▶ EXERCISE BRIEF: Report how many lines hold the string "name". Give the number and nothing else.

[Dataset entries on figures]
——————————

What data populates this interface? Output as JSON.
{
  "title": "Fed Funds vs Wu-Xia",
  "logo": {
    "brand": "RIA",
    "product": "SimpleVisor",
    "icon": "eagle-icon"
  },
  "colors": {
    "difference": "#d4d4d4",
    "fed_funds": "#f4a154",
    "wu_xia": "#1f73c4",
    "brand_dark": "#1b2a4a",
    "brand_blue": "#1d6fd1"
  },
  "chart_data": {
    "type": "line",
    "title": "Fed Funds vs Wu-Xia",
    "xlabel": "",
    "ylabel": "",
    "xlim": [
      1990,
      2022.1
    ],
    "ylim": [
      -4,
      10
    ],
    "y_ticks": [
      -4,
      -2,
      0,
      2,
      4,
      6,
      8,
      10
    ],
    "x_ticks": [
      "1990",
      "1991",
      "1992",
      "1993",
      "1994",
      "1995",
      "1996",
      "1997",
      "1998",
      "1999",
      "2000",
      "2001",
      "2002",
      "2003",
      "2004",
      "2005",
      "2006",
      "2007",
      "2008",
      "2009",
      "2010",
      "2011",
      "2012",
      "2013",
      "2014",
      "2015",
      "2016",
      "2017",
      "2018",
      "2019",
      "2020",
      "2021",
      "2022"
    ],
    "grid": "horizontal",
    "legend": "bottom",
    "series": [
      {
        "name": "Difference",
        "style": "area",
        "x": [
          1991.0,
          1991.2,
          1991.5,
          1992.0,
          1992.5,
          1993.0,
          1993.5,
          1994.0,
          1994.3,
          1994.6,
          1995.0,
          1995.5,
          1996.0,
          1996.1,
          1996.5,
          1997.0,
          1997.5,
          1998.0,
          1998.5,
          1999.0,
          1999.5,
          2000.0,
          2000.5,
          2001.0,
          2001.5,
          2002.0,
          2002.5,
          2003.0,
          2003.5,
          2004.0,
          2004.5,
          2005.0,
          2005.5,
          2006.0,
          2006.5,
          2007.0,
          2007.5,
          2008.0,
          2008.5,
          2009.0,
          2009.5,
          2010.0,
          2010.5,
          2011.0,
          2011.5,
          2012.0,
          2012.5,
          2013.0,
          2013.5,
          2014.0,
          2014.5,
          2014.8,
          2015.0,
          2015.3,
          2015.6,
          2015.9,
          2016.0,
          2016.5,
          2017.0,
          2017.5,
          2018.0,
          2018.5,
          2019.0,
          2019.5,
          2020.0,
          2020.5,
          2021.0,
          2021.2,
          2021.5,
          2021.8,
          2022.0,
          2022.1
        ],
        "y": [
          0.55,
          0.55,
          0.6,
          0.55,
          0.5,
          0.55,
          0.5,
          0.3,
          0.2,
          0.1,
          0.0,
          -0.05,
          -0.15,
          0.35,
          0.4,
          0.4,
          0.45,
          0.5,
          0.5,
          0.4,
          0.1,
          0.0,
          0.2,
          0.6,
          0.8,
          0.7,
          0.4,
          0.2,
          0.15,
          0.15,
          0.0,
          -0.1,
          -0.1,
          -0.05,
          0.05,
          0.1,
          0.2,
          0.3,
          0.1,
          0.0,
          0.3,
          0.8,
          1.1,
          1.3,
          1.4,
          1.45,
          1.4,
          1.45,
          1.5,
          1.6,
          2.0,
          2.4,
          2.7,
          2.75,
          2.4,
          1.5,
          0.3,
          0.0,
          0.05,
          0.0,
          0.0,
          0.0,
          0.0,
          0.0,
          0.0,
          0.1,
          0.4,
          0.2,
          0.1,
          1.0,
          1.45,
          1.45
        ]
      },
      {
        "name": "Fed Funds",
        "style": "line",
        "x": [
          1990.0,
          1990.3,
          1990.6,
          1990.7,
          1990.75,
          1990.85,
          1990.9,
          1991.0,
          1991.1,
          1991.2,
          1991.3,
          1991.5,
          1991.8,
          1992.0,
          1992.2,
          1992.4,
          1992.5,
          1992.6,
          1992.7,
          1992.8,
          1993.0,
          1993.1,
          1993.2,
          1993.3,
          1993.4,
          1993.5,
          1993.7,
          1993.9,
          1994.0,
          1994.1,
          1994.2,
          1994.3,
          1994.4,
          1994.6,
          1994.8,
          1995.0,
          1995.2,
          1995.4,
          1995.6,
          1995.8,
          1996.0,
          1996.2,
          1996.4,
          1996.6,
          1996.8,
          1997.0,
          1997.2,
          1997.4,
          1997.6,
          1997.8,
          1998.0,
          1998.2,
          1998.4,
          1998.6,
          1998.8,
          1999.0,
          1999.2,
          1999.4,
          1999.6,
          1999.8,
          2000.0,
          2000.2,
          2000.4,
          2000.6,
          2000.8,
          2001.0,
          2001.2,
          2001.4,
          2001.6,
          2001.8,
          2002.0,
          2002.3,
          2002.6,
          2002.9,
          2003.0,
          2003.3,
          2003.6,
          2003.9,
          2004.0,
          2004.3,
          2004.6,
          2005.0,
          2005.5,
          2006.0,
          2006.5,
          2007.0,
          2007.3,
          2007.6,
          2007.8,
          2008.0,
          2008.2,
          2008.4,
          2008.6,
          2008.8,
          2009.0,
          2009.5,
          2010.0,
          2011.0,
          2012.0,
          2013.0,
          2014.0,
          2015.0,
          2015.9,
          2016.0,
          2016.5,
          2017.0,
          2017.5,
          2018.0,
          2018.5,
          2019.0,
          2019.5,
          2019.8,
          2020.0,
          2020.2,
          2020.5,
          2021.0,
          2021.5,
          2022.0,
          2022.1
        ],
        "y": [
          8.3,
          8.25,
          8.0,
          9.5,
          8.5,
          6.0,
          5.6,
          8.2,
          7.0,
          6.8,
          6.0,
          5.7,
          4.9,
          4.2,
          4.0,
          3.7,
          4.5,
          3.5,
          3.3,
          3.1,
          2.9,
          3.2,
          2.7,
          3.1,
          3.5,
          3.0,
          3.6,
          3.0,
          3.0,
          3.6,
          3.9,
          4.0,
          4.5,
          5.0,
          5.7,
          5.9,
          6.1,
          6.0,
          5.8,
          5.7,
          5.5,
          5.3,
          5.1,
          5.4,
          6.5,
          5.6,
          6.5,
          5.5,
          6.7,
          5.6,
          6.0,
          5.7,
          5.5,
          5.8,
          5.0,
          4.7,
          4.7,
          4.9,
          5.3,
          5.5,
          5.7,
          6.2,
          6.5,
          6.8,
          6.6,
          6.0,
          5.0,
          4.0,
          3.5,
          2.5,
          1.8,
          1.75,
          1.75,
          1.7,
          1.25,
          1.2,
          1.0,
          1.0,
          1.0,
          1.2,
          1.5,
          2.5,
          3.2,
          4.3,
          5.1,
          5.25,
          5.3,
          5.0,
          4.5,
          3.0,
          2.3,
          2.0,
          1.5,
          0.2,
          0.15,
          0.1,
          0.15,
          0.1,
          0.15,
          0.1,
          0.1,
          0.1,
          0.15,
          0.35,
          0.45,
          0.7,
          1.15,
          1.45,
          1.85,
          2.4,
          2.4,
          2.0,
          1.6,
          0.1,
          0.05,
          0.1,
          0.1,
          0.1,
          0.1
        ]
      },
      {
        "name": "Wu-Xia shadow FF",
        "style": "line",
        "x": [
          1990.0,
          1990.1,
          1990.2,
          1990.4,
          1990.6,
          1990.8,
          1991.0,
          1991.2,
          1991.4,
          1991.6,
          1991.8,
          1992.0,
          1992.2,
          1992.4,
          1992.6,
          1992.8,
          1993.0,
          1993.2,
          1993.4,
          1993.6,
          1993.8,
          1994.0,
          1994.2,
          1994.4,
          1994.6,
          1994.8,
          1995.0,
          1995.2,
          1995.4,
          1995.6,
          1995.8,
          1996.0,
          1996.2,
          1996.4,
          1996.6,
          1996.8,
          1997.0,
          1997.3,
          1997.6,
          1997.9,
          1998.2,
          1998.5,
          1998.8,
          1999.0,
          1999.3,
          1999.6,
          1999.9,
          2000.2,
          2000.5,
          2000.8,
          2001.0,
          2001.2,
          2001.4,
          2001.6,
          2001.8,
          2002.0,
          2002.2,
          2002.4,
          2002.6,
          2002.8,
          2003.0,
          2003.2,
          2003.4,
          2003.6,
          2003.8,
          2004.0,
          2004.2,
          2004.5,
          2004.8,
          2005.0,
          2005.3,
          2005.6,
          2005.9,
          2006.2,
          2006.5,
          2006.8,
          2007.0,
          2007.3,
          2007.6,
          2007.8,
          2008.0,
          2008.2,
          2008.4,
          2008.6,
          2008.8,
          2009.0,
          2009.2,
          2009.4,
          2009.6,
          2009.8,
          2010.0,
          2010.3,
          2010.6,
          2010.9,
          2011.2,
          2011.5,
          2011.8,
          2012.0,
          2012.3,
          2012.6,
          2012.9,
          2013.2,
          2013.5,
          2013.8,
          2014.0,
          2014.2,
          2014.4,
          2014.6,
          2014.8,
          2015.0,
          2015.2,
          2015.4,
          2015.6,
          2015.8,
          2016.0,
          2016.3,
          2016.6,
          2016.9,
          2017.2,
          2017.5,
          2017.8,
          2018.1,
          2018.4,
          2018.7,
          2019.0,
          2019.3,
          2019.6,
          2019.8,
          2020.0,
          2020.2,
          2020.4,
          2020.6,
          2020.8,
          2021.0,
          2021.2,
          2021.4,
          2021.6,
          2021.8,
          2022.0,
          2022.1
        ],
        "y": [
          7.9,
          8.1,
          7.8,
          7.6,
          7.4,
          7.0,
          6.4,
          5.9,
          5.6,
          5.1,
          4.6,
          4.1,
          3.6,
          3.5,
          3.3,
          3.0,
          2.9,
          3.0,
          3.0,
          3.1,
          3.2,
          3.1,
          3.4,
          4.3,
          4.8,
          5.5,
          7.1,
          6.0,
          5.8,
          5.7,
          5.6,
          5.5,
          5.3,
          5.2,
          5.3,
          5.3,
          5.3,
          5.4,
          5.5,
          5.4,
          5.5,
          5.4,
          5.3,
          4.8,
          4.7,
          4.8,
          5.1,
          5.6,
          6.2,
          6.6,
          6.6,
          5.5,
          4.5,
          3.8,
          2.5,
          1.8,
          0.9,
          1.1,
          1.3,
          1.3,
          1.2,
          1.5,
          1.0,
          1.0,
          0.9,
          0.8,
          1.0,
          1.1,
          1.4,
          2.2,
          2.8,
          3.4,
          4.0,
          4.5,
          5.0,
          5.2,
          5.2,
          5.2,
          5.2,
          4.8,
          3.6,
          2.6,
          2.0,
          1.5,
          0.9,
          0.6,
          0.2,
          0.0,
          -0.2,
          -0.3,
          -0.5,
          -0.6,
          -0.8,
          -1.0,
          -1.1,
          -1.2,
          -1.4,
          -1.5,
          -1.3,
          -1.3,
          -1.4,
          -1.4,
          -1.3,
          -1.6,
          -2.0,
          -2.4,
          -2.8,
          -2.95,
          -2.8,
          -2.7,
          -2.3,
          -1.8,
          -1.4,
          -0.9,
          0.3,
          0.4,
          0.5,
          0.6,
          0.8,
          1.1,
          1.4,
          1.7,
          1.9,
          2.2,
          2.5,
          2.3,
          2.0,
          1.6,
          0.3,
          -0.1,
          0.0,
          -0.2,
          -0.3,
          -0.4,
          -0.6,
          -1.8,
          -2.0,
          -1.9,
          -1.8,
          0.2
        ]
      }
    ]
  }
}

——————————

▶ THE COMPLETED TASK: 3